::: Texto de la página :::
¿Terror o error inexcusable?

 





¿Terror o error inexcusable?

 

Por: Luis Fernando Ávila.[1]

Foto por: www.monsieurdevillefort.wordpress.com

I. Transformación y (des) transformación de la justicia

Posiblemente, uno de los términos más maniqueos y sobreutilizados en los últimos tiempos sea “terrorismo”. En su acepción más simple y sin profundizar mucho en las connotaciones que tendría, sería todo acto sistemático de violencia perpetrado para provocar en la población una sensación de terror o la muerte con fines políticos. Es un término tan ambiguo, no obstante su aparente precisión en documentos e instrumentos internacionales entre los Estados, que no sólo opera para cuestionar a grupos organizados con fines políticos de la sociedad civil, sino que sirve para justificar las acciones militares y de todo tipo en los países afectados para aplicarles todo el peso de la ley. Así, esta palabra parece incluir a todo opositor por medios violentos, pero también a todos los regímenes políticos que los reprimen. Hay, entonces, terrorismo civil y terrorismo de Estado.
:::
* **Objetivo**:
¿Qué dos tipos de terrorismo se distinguen al final del primer párrafo del texto sobre el terrorismo? Los ítems no tienen relación con el texto sobre el terrorismo.
::: Filas de datos :::
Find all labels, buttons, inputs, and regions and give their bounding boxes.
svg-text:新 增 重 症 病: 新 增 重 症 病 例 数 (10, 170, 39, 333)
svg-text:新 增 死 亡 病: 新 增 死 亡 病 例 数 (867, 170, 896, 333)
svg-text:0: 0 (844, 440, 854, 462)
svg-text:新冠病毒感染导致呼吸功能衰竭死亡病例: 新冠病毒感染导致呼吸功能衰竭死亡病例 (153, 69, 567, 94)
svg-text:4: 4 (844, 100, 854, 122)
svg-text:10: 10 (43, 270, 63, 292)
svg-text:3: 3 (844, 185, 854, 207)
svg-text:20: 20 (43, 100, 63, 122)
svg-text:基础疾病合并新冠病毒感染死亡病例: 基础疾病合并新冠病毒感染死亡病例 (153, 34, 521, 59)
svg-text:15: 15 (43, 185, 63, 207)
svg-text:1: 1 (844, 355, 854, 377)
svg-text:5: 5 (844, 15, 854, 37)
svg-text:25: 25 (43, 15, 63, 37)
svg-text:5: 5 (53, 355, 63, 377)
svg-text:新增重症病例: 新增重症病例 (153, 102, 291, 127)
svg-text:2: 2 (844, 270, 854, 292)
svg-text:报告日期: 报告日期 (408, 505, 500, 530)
:::
* **Resultado**:
El terrorismo civil y el terrorismo de Estado.